Problem details:
Your task is to transcribe all of the records exactly and leave out the pictures.

/---

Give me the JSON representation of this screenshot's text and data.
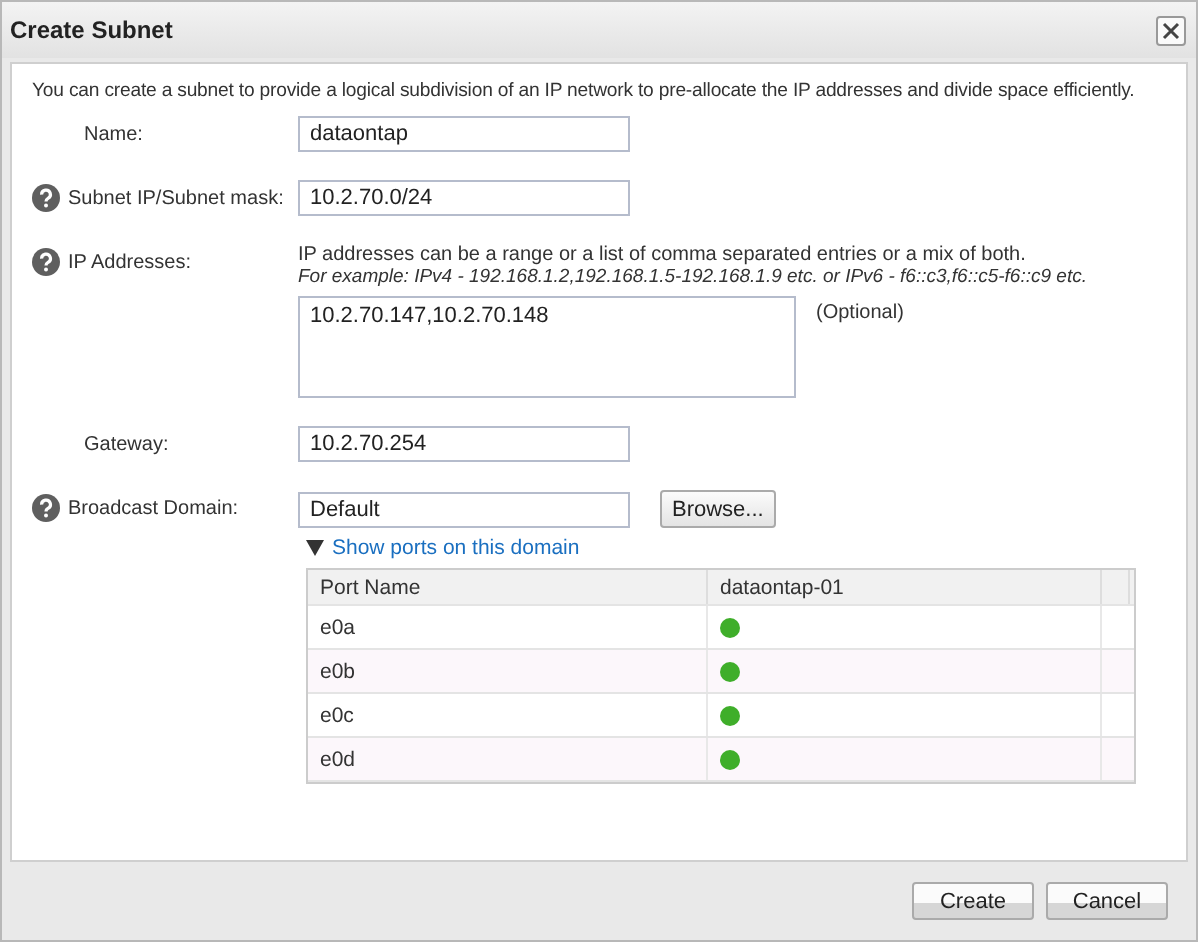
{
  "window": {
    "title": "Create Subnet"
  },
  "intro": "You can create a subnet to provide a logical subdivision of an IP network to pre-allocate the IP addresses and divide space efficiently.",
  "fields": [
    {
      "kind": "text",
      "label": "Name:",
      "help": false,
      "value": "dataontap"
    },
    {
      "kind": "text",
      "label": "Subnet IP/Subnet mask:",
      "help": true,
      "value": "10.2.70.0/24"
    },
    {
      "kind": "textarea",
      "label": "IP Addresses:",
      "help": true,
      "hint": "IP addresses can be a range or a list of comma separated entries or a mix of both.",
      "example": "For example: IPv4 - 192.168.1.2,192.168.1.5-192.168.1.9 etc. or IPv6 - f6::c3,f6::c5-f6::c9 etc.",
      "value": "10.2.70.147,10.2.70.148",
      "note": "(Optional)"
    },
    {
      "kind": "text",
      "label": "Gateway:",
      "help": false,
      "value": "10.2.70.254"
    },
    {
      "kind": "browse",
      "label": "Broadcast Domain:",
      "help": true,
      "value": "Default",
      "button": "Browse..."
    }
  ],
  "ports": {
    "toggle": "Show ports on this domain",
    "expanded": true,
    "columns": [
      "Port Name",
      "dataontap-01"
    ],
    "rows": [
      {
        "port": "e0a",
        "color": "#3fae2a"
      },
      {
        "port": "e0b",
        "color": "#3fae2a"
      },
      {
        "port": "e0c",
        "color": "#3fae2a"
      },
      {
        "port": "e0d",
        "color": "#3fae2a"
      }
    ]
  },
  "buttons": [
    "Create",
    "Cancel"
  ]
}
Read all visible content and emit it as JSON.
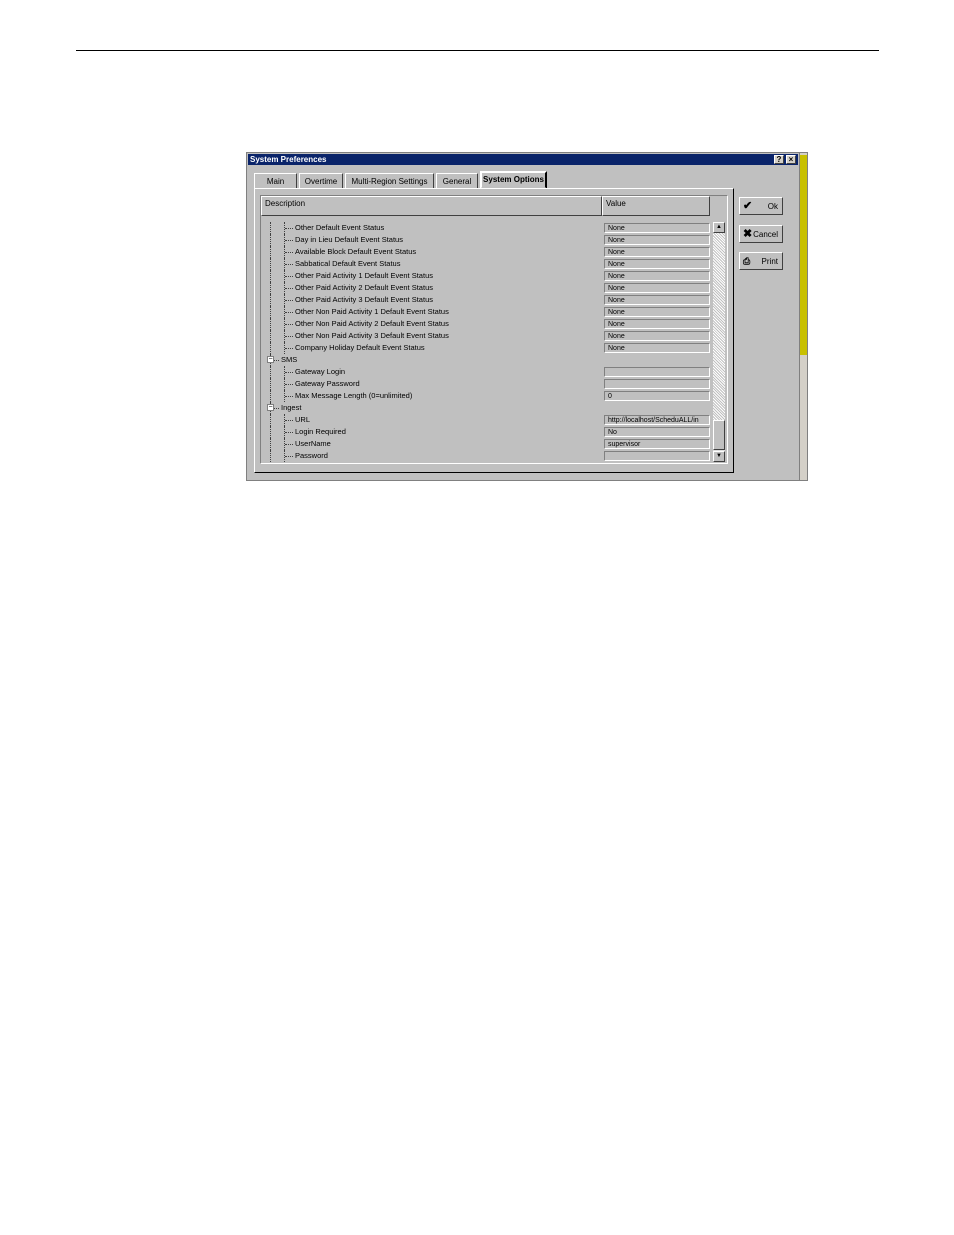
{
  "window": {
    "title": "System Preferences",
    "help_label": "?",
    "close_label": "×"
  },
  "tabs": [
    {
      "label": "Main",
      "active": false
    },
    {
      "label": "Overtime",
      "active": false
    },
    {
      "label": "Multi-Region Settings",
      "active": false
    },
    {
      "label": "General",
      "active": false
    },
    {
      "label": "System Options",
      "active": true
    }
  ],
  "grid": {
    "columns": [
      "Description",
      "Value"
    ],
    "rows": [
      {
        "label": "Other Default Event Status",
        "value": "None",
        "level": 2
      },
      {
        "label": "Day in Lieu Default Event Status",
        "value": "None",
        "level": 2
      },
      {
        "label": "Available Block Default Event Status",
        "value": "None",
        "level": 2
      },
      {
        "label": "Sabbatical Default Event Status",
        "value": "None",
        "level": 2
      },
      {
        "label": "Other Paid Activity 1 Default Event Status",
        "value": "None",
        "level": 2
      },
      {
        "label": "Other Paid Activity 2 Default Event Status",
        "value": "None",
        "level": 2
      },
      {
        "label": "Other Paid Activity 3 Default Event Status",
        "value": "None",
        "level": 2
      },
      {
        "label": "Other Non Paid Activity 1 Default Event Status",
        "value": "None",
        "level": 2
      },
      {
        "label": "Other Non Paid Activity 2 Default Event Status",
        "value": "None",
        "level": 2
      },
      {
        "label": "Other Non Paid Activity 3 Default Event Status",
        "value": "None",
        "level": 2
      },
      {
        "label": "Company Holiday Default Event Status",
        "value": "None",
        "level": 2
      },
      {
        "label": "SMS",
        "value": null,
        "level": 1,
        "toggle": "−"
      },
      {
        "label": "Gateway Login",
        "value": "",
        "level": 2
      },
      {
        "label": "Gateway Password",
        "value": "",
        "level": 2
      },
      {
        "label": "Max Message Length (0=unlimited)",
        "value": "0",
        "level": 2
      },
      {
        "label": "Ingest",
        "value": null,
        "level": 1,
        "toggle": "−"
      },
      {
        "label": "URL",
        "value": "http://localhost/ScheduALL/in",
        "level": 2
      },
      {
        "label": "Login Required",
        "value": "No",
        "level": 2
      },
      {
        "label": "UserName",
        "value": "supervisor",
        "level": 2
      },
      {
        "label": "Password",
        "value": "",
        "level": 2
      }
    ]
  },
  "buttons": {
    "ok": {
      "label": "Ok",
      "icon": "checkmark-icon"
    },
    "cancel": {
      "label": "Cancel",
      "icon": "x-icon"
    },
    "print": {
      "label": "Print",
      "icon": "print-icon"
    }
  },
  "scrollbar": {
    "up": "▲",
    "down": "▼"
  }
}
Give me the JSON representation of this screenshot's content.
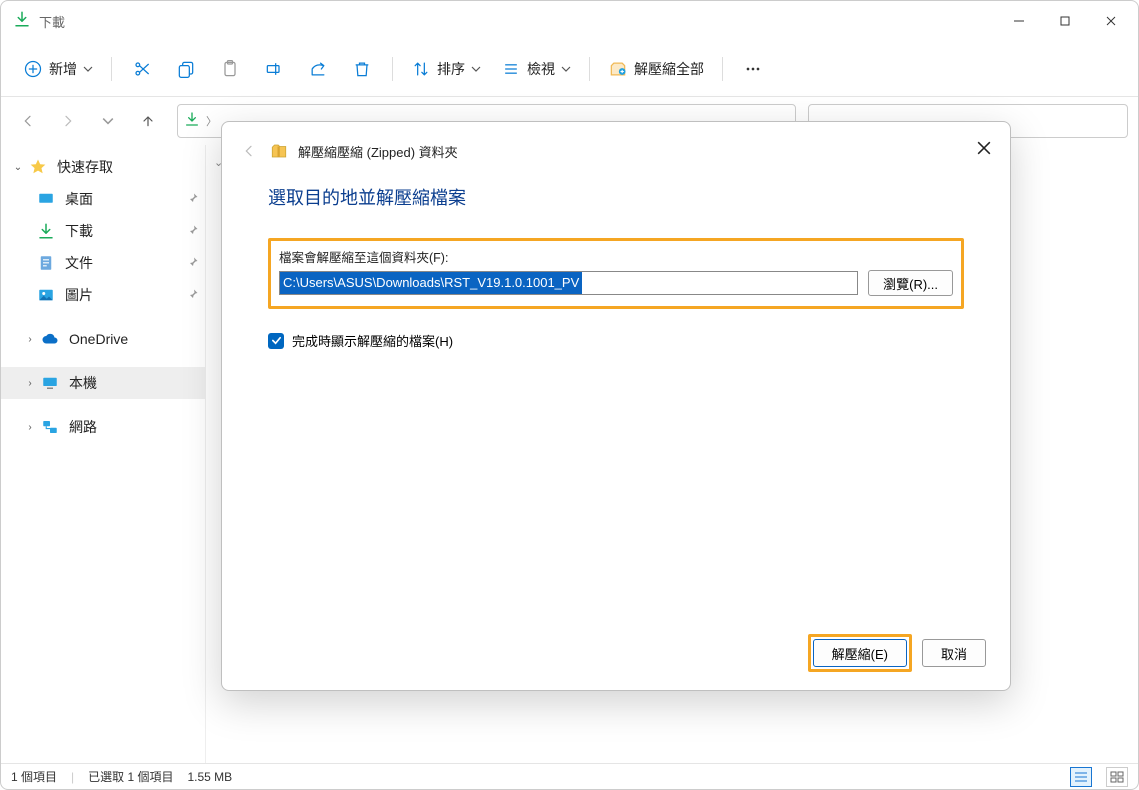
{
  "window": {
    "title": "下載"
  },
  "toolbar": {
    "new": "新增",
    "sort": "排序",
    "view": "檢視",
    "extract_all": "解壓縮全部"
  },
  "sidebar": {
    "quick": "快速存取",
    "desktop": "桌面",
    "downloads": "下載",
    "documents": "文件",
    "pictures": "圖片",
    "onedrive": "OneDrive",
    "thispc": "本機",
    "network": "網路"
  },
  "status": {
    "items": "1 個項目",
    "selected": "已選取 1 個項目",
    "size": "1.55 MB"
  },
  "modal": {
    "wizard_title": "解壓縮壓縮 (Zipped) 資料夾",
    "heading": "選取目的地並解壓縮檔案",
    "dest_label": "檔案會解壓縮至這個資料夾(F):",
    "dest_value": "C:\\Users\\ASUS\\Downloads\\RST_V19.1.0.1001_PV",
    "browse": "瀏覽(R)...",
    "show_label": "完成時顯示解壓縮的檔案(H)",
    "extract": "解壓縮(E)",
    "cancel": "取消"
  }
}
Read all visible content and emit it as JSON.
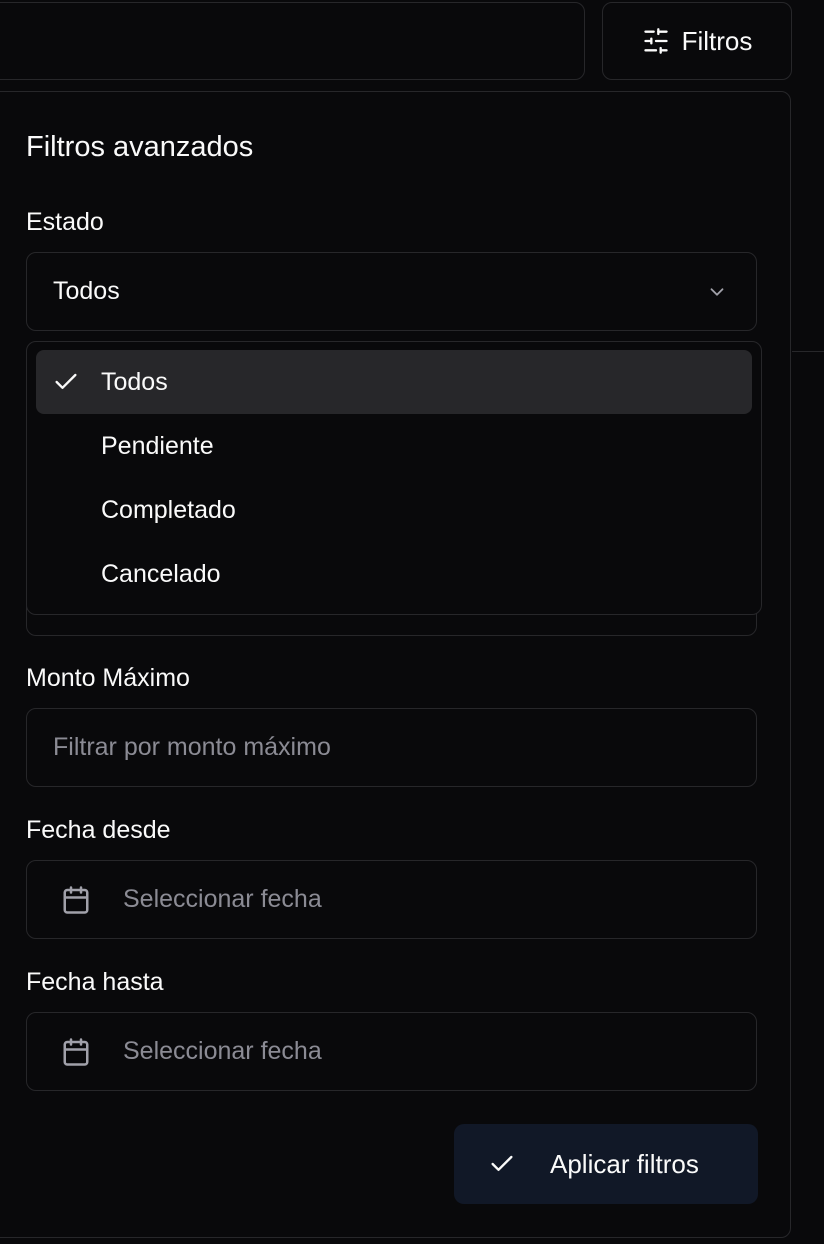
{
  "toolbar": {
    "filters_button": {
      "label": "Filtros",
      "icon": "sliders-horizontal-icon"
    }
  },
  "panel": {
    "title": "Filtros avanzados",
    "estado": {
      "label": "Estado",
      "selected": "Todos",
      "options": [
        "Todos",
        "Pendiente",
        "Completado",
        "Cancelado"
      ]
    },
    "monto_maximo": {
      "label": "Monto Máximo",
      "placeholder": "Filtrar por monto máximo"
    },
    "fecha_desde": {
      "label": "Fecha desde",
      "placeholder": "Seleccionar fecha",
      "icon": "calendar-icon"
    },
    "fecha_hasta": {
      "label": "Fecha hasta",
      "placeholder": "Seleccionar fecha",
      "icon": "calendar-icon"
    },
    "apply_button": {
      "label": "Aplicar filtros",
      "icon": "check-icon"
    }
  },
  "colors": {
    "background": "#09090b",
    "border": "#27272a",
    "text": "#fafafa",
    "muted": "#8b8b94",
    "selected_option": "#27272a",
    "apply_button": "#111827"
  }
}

\---

Answer to the task:
Give me the JSON representation of this screenshot's text and data.
{
  "window": {
    "title": "Create Subnet"
  },
  "intro": "You can create a subnet to provide a logical subdivision of an IP network to pre-allocate the IP addresses and divide space efficiently.",
  "fields": [
    {
      "kind": "text",
      "label": "Name:",
      "help": false,
      "value": "dataontap"
    },
    {
      "kind": "text",
      "label": "Subnet IP/Subnet mask:",
      "help": true,
      "value": "10.2.70.0/24"
    },
    {
      "kind": "textarea",
      "label": "IP Addresses:",
      "help": true,
      "hint": "IP addresses can be a range or a list of comma separated entries or a mix of both.",
      "example": "For example: IPv4 - 192.168.1.2,192.168.1.5-192.168.1.9 etc. or IPv6 - f6::c3,f6::c5-f6::c9 etc.",
      "value": "10.2.70.147,10.2.70.148",
      "note": "(Optional)"
    },
    {
      "kind": "text",
      "label": "Gateway:",
      "help": false,
      "value": "10.2.70.254"
    },
    {
      "kind": "browse",
      "label": "Broadcast Domain:",
      "help": true,
      "value": "Default",
      "button": "Browse..."
    }
  ],
  "ports": {
    "toggle": "Show ports on this domain",
    "expanded": true,
    "columns": [
      "Port Name",
      "dataontap-01"
    ],
    "rows": [
      {
        "port": "e0a",
        "color": "#3fae2a"
      },
      {
        "port": "e0b",
        "color": "#3fae2a"
      },
      {
        "port": "e0c",
        "color": "#3fae2a"
      },
      {
        "port": "e0d",
        "color": "#3fae2a"
      }
    ]
  },
  "buttons": [
    "Create",
    "Cancel"
  ]
}
Read all visible content and emit it as JSON.
{
  "window": {
    "title": "System Preferences",
    "help_label": "?",
    "close_label": "×"
  },
  "tabs": [
    {
      "label": "Main",
      "active": false
    },
    {
      "label": "Overtime",
      "active": false
    },
    {
      "label": "Multi-Region Settings",
      "active": false
    },
    {
      "label": "General",
      "active": false
    },
    {
      "label": "System Options",
      "active": true
    }
  ],
  "grid": {
    "columns": [
      "Description",
      "Value"
    ],
    "rows": [
      {
        "label": "Other Default Event Status",
        "value": "None",
        "level": 2
      },
      {
        "label": "Day in Lieu Default Event Status",
        "value": "None",
        "level": 2
      },
      {
        "label": "Available Block Default Event Status",
        "value": "None",
        "level": 2
      },
      {
        "label": "Sabbatical Default Event Status",
        "value": "None",
        "level": 2
      },
      {
        "label": "Other Paid Activity 1 Default Event Status",
        "value": "None",
        "level": 2
      },
      {
        "label": "Other Paid Activity 2 Default Event Status",
        "value": "None",
        "level": 2
      },
      {
        "label": "Other Paid Activity 3 Default Event Status",
        "value": "None",
        "level": 2
      },
      {
        "label": "Other Non Paid Activity 1 Default Event Status",
        "value": "None",
        "level": 2
      },
      {
        "label": "Other Non Paid Activity 2 Default Event Status",
        "value": "None",
        "level": 2
      },
      {
        "label": "Other Non Paid Activity 3 Default Event Status",
        "value": "None",
        "level": 2
      },
      {
        "label": "Company Holiday Default Event Status",
        "value": "None",
        "level": 2
      },
      {
        "label": "SMS",
        "value": null,
        "level": 1,
        "toggle": "−"
      },
      {
        "label": "Gateway Login",
        "value": "",
        "level": 2
      },
      {
        "label": "Gateway Password",
        "value": "",
        "level": 2
      },
      {
        "label": "Max Message Length (0=unlimited)",
        "value": "0",
        "level": 2
      },
      {
        "label": "Ingest",
        "value": null,
        "level": 1,
        "toggle": "−"
      },
      {
        "label": "URL",
        "value": "http://localhost/ScheduALL/in",
        "level": 2
      },
      {
        "label": "Login Required",
        "value": "No",
        "level": 2
      },
      {
        "label": "UserName",
        "value": "supervisor",
        "level": 2
      },
      {
        "label": "Password",
        "value": "",
        "level": 2
      }
    ]
  },
  "buttons": {
    "ok": {
      "label": "Ok",
      "icon": "checkmark-icon"
    },
    "cancel": {
      "label": "Cancel",
      "icon": "x-icon"
    },
    "print": {
      "label": "Print",
      "icon": "print-icon"
    }
  },
  "scrollbar": {
    "up": "▲",
    "down": "▼"
  }
}
Give me the JSON representation of this screenshot's content.
{
  "window": {
    "title": "下載"
  },
  "toolbar": {
    "new": "新增",
    "sort": "排序",
    "view": "檢視",
    "extract_all": "解壓縮全部"
  },
  "sidebar": {
    "quick": "快速存取",
    "desktop": "桌面",
    "downloads": "下載",
    "documents": "文件",
    "pictures": "圖片",
    "onedrive": "OneDrive",
    "thispc": "本機",
    "network": "網路"
  },
  "status": {
    "items": "1 個項目",
    "selected": "已選取 1 個項目",
    "size": "1.55 MB"
  },
  "modal": {
    "wizard_title": "解壓縮壓縮 (Zipped) 資料夾",
    "heading": "選取目的地並解壓縮檔案",
    "dest_label": "檔案會解壓縮至這個資料夾(F):",
    "dest_value": "C:\\Users\\ASUS\\Downloads\\RST_V19.1.0.1001_PV",
    "browse": "瀏覽(R)...",
    "show_label": "完成時顯示解壓縮的檔案(H)",
    "extract": "解壓縮(E)",
    "cancel": "取消"
  }
}
Read all visible content and emit it as JSON.
{
  "toolbar": {
    "filters_button": {
      "label": "Filtros",
      "icon": "sliders-horizontal-icon"
    }
  },
  "panel": {
    "title": "Filtros avanzados",
    "estado": {
      "label": "Estado",
      "selected": "Todos",
      "options": [
        "Todos",
        "Pendiente",
        "Completado",
        "Cancelado"
      ]
    },
    "monto_maximo": {
      "label": "Monto Máximo",
      "placeholder": "Filtrar por monto máximo"
    },
    "fecha_desde": {
      "label": "Fecha desde",
      "placeholder": "Seleccionar fecha",
      "icon": "calendar-icon"
    },
    "fecha_hasta": {
      "label": "Fecha hasta",
      "placeholder": "Seleccionar fecha",
      "icon": "calendar-icon"
    },
    "apply_button": {
      "label": "Aplicar filtros",
      "icon": "check-icon"
    }
  },
  "colors": {
    "background": "#09090b",
    "border": "#27272a",
    "text": "#fafafa",
    "muted": "#8b8b94",
    "selected_option": "#27272a",
    "apply_button": "#111827"
  }
}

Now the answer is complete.